▶ Request
Select lines where the word "values" appears.

▶ Data for this task
-------
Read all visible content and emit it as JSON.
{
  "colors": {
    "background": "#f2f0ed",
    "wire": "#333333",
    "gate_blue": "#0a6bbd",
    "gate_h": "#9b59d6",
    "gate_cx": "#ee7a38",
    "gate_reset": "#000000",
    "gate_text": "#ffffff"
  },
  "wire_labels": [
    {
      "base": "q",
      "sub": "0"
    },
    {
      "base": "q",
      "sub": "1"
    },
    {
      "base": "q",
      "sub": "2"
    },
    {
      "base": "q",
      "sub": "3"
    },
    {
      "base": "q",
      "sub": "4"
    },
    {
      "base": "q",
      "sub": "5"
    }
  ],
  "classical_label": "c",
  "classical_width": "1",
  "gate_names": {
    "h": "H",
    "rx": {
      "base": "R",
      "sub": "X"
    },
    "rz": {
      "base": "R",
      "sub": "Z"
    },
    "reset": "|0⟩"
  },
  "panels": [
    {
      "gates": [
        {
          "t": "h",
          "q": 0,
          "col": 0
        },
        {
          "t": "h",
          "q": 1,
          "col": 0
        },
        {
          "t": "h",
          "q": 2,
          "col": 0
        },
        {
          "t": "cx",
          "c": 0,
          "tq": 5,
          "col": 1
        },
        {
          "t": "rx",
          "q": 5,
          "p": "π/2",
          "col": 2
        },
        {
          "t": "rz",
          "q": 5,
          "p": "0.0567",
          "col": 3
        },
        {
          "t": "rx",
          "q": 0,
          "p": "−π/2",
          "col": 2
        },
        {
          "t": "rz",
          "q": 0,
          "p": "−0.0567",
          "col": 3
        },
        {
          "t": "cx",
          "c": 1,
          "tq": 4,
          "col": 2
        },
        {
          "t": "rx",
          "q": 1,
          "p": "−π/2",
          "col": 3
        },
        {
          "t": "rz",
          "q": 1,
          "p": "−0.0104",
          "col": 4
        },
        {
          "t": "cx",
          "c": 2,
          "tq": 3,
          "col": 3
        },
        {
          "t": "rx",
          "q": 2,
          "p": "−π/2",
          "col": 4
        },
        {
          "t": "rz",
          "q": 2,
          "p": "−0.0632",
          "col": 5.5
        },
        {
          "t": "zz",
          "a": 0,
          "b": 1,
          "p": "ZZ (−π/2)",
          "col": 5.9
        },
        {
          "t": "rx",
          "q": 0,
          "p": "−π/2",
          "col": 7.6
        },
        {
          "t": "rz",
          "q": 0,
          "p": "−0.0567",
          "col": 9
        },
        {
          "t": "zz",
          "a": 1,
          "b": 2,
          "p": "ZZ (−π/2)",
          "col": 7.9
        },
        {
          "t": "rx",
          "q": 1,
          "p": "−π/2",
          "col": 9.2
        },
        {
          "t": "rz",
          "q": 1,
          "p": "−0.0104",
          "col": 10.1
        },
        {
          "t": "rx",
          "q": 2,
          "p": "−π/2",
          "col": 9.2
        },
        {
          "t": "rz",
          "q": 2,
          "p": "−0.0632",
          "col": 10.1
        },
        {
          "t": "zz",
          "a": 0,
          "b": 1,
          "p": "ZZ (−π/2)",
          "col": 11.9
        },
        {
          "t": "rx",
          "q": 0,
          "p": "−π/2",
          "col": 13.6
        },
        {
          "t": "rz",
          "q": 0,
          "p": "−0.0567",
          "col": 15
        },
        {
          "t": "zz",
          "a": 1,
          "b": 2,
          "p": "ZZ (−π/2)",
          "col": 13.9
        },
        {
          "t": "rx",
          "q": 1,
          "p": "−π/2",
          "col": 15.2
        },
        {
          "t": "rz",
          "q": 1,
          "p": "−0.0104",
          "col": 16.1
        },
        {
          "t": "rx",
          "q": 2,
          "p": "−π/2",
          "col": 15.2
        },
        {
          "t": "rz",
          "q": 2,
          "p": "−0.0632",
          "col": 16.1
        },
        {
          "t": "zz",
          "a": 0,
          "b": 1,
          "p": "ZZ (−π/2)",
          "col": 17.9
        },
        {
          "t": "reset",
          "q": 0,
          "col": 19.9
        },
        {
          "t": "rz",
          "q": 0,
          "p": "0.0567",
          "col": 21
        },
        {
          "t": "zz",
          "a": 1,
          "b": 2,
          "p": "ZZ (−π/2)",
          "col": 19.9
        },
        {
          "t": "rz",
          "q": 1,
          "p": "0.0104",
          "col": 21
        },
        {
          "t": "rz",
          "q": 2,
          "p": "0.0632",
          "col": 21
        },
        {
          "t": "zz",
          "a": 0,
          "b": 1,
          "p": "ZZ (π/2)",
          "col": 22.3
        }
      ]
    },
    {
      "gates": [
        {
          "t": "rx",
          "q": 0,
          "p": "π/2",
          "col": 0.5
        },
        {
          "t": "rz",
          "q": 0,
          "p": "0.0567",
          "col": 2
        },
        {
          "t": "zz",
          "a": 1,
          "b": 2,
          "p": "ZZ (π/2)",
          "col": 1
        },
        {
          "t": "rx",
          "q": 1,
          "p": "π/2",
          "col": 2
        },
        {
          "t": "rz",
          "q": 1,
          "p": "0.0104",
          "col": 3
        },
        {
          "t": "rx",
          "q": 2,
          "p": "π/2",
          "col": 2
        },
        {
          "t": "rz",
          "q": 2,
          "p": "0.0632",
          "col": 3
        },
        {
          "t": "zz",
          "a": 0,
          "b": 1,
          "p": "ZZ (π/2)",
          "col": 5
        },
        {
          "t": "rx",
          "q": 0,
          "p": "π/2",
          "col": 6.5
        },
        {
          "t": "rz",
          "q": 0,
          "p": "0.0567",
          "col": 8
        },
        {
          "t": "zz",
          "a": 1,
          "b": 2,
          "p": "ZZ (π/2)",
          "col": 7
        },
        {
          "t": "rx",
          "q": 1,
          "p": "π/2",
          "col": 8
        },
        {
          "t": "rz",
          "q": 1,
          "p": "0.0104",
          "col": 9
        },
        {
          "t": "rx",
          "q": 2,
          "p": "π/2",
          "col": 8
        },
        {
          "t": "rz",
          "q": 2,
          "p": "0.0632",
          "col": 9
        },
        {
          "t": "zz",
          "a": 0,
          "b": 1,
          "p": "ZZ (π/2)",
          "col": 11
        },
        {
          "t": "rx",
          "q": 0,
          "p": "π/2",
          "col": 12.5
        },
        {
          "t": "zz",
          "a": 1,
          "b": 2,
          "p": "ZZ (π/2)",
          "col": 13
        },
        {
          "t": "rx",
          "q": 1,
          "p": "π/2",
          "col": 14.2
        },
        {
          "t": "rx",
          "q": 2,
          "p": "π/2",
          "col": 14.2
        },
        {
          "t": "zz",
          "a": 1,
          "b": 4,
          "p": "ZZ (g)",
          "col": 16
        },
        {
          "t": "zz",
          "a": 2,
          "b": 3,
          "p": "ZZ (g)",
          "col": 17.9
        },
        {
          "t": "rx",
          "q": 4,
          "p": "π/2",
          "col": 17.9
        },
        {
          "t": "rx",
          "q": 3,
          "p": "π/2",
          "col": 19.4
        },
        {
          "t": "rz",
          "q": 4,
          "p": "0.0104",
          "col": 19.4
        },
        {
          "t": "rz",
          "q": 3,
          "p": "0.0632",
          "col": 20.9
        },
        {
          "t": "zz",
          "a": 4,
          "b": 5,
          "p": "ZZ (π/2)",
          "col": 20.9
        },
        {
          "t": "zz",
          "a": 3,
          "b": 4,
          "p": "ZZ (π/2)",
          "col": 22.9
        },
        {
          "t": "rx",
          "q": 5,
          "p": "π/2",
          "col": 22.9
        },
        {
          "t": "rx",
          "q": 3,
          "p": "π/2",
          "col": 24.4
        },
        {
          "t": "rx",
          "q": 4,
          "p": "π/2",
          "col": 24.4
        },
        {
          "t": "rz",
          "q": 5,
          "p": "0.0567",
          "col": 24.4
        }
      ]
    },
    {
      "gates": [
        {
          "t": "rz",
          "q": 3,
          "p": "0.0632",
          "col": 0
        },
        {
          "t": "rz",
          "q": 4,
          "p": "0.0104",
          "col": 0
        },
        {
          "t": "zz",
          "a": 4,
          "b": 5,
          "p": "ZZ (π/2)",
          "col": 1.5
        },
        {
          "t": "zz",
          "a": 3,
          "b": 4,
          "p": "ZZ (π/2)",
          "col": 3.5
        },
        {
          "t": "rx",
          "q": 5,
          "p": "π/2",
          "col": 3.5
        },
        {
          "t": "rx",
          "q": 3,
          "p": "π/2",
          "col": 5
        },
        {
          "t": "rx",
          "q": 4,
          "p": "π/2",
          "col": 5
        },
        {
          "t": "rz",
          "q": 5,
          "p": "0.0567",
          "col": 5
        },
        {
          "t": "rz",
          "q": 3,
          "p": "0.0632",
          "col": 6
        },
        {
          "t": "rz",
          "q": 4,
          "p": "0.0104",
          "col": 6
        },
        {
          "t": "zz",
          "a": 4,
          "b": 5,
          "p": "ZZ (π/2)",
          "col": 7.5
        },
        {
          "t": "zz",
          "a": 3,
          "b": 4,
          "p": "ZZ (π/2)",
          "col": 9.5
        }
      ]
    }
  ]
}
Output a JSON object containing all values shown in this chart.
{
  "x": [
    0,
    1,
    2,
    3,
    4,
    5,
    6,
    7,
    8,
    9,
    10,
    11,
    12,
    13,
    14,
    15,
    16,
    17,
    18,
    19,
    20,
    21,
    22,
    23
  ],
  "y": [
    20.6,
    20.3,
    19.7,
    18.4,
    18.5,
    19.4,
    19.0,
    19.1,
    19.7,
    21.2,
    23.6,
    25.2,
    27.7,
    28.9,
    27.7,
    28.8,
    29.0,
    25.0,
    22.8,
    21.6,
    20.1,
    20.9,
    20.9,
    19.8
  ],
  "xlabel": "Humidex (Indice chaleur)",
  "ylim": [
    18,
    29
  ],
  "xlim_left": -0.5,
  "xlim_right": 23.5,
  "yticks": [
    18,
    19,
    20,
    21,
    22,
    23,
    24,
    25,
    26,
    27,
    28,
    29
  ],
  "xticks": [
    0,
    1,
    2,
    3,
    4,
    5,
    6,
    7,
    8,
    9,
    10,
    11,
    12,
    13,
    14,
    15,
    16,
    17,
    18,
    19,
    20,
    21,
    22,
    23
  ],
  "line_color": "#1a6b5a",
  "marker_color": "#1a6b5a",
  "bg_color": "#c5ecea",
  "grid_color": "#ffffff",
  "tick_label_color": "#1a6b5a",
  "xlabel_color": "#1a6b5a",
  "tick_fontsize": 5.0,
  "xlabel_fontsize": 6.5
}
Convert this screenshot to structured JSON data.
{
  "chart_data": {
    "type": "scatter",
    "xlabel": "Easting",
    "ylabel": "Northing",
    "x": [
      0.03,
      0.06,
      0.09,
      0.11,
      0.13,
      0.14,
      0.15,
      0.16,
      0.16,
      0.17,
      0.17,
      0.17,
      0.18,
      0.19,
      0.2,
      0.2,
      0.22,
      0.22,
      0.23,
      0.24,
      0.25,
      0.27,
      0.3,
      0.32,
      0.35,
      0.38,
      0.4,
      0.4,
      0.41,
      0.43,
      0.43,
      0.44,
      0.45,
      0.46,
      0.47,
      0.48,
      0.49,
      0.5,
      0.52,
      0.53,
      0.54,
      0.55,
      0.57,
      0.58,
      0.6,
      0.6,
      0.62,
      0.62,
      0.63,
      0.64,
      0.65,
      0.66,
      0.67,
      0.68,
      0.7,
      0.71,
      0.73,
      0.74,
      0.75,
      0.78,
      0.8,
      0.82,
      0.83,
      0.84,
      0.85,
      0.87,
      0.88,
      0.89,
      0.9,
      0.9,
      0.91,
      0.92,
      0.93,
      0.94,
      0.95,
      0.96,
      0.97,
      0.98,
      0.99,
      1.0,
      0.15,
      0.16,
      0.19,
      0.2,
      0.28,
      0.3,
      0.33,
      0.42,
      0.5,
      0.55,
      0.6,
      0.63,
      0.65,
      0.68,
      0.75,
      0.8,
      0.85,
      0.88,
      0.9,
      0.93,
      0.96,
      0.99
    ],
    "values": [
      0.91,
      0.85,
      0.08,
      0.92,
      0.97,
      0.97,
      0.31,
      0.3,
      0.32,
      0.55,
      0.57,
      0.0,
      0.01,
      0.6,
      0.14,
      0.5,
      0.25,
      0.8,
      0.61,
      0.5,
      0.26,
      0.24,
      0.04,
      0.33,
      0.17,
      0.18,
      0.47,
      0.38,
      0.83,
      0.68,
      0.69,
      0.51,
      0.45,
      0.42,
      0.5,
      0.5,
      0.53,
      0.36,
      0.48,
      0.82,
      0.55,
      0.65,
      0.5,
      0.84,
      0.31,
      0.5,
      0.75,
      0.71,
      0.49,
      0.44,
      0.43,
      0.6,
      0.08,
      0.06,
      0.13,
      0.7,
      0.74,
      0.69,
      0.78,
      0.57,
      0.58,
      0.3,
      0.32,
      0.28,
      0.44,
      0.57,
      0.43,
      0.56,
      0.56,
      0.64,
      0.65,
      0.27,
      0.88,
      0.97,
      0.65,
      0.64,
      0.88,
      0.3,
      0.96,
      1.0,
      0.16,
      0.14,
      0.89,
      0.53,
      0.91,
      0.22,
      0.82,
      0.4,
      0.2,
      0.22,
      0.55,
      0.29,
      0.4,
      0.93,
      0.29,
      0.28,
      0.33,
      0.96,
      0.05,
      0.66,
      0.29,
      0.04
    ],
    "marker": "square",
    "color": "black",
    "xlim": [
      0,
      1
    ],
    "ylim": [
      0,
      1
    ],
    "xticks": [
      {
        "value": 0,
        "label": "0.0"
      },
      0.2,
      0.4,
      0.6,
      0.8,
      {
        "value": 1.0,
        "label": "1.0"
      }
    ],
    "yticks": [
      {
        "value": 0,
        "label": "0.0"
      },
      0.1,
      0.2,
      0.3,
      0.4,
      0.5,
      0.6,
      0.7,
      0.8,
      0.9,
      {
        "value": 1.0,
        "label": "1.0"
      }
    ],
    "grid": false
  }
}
-------
▶ Finished answer
Output a JSON object containing all values shown in this chart.
    "values": [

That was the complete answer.